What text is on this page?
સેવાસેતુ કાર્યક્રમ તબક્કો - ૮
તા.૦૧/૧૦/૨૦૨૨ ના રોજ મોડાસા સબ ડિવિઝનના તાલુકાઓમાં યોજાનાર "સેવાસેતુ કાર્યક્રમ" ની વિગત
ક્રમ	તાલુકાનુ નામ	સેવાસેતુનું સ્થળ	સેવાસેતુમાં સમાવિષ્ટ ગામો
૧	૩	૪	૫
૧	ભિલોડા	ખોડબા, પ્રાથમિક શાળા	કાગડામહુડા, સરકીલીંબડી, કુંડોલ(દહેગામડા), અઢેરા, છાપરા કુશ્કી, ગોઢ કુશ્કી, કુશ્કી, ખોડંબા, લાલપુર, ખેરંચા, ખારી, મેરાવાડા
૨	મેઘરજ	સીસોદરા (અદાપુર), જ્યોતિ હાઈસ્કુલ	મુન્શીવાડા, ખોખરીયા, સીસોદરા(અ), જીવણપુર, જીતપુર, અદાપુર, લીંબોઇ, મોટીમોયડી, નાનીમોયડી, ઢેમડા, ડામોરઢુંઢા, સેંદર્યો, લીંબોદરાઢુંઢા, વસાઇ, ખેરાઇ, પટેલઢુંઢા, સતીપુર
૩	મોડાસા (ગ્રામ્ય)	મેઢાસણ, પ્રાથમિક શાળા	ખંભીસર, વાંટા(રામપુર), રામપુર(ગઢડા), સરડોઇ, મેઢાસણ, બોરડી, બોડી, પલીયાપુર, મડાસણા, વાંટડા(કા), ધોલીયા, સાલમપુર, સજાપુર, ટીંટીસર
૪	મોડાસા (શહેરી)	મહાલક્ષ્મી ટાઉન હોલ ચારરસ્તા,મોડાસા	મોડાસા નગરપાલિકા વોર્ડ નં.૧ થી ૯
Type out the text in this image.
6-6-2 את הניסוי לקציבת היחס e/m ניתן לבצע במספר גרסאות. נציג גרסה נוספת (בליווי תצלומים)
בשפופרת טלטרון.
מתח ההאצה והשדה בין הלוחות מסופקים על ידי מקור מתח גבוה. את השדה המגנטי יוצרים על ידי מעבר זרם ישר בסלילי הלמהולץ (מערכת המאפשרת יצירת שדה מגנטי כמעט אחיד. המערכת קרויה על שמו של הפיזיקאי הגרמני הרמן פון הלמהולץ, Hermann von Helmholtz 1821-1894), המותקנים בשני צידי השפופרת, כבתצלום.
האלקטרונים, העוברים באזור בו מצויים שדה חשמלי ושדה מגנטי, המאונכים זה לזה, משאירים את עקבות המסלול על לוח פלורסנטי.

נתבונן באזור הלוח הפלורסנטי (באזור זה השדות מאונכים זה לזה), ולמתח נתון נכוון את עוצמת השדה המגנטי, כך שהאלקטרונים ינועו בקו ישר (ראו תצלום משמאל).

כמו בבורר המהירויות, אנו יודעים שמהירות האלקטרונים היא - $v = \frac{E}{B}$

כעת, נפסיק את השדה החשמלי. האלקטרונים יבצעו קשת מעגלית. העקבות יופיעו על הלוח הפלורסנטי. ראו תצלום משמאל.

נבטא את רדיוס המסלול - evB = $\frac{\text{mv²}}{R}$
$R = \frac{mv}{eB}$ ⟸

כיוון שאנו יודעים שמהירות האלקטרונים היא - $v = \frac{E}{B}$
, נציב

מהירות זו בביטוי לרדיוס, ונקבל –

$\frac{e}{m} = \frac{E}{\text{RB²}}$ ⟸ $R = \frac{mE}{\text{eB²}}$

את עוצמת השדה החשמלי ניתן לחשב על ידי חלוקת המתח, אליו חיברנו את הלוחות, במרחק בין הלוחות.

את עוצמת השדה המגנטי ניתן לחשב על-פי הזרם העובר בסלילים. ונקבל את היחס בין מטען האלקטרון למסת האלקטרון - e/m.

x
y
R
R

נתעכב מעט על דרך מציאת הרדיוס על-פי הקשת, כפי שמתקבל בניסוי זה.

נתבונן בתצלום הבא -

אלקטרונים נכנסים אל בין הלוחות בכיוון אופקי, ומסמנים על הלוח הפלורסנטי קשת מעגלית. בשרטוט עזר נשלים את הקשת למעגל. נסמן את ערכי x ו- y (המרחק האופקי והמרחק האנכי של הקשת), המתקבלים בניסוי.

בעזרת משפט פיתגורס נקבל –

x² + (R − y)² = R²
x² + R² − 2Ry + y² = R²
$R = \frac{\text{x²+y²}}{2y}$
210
#####
### Stated problem:
Copy the material above verbatim.

### Exercise answer:
What text is on this page?
સેવાસેતુ કાર્યક્રમ તબક્કો - ૮
તા.૦૧/૧૦/૨૦૨૨ ના રોજ મોડાસા સબ ડિવિઝનના તાલુકાઓમાં યોજાનાર "સેવાસેતુ કાર્યક્રમ" ની વિગત
ક્રમ	તાલુકાનુ નામ	સેવાસેતુનું સ્થળ	સેવાસેતુમાં સમાવિષ્ટ ગામો
૧	૩	૪	૫
૧	ભિલોડા	ખોડબા, પ્રાથમિક શાળા	કાગડામહુડા, સરકીલીંબડી, કુંડોલ(દહેગામડા), અઢેરા, છાપરા કુશ્કી, ગોઢ કુશ્કી, કુશ્કી, ખોડંબા, લાલપુર, ખેરંચા, ખારી, મેરાવાડા
૨	મેઘરજ	સીસોદરા (અદાપુર), જ્યોતિ હાઈસ્કુલ	મુન્શીવાડા, ખોખરીયા, સીસોદરા(અ), જીવણપુર, જીતપુર, અદાપુર, લીંબોઇ, મોટીમોયડી, નાનીમોયડી, ઢેમડા, ડામોરઢુંઢા, સેંદર્યો, લીંબોદરાઢુંઢા, વસાઇ, ખેરાઇ, પટેલઢુંઢા, સતીપુર
૩	મોડાસા (ગ્રામ્ય)	મેઢાસણ, પ્રાથમિક શાળા	ખંભીસર, વાંટા(રામપુર), રામપુર(ગઢડા), સરડોઇ, મેઢાસણ, બોરડી, બોડી, પલીયાપુર, મડાસણા, વાંટડા(કા), ધોલીયા, સાલમપુર, સજાપુર, ટીંટીસર
૪	મોડાસા (શહેરી)	મહાલક્ષ્મી ટાઉન હોલ ચારરસ્તા,મોડાસા	મોડાસા નગરપાલિકા વોર્ડ નં.૧ થી ૯
Type out the text in this image.
6-6-2 את הניסוי לקציבת היחס e/m ניתן לבצע במספר גרסאות. נציג גרסה נוספת (בליווי תצלומים)
בשפופרת טלטרון.
מתח ההאצה והשדה בין הלוחות מסופקים על ידי מקור מתח גבוה. את השדה המגנטי יוצרים על ידי מעבר זרם ישר בסלילי הלמהולץ (מערכת המאפשרת יצירת שדה מגנטי כמעט אחיד. המערכת קרויה על שמו של הפיזיקאי הגרמני הרמן פון הלמהולץ, Hermann von Helmholtz 1821-1894), המותקנים בשני צידי השפופרת, כבתצלום.
האלקטרונים, העוברים באזור בו מצויים שדה חשמלי ושדה מגנטי, המאונכים זה לזה, משאירים את עקבות המסלול על לוח פלורסנטי.

נתבונן באזור הלוח הפלורסנטי (באזור זה השדות מאונכים זה לזה), ולמתח נתון נכוון את עוצמת השדה המגנטי, כך שהאלקטרונים ינועו בקו ישר (ראו תצלום משמאל).

כמו בבורר המהירויות, אנו יודעים שמהירות האלקטרונים היא - $v = \frac{E}{B}$

כעת, נפסיק את השדה החשמלי. האלקטרונים יבצעו קשת מעגלית. העקבות יופיעו על הלוח הפלורסנטי. ראו תצלום משמאל.

נבטא את רדיוס המסלול - evB = $\frac{\text{mv²}}{R}$
$R = \frac{mv}{eB}$ ⟸

כיוון שאנו יודעים שמהירות האלקטרונים היא - $v = \frac{E}{B}$
, נציב

מהירות זו בביטוי לרדיוס, ונקבל –

$\frac{e}{m} = \frac{E}{\text{RB²}}$ ⟸ $R = \frac{mE}{\text{eB²}}$

את עוצמת השדה החשמלי ניתן לחשב על ידי חלוקת המתח, אליו חיברנו את הלוחות, במרחק בין הלוחות.

את עוצמת השדה המגנטי ניתן לחשב על-פי הזרם העובר בסלילים. ונקבל את היחס בין מטען האלקטרון למסת האלקטרון - e/m.

x
y
R
R

נתעכב מעט על דרך מציאת הרדיוס על-פי הקשת, כפי שמתקבל בניסוי זה.

נתבונן בתצלום הבא -

אלקטרונים נכנסים אל בין הלוחות בכיוון אופקי, ומסמנים על הלוח הפלורסנטי קשת מעגלית. בשרטוט עזר נשלים את הקשת למעגל. נסמן את ערכי x ו- y (המרחק האופקי והמרחק האנכי של הקשת), המתקבלים בניסוי.

בעזרת משפט פיתגורס נקבל –

x² + (R − y)² = R²
x² + R² − 2Ry + y² = R²
$R = \frac{\text{x²+y²}}{2y}$
210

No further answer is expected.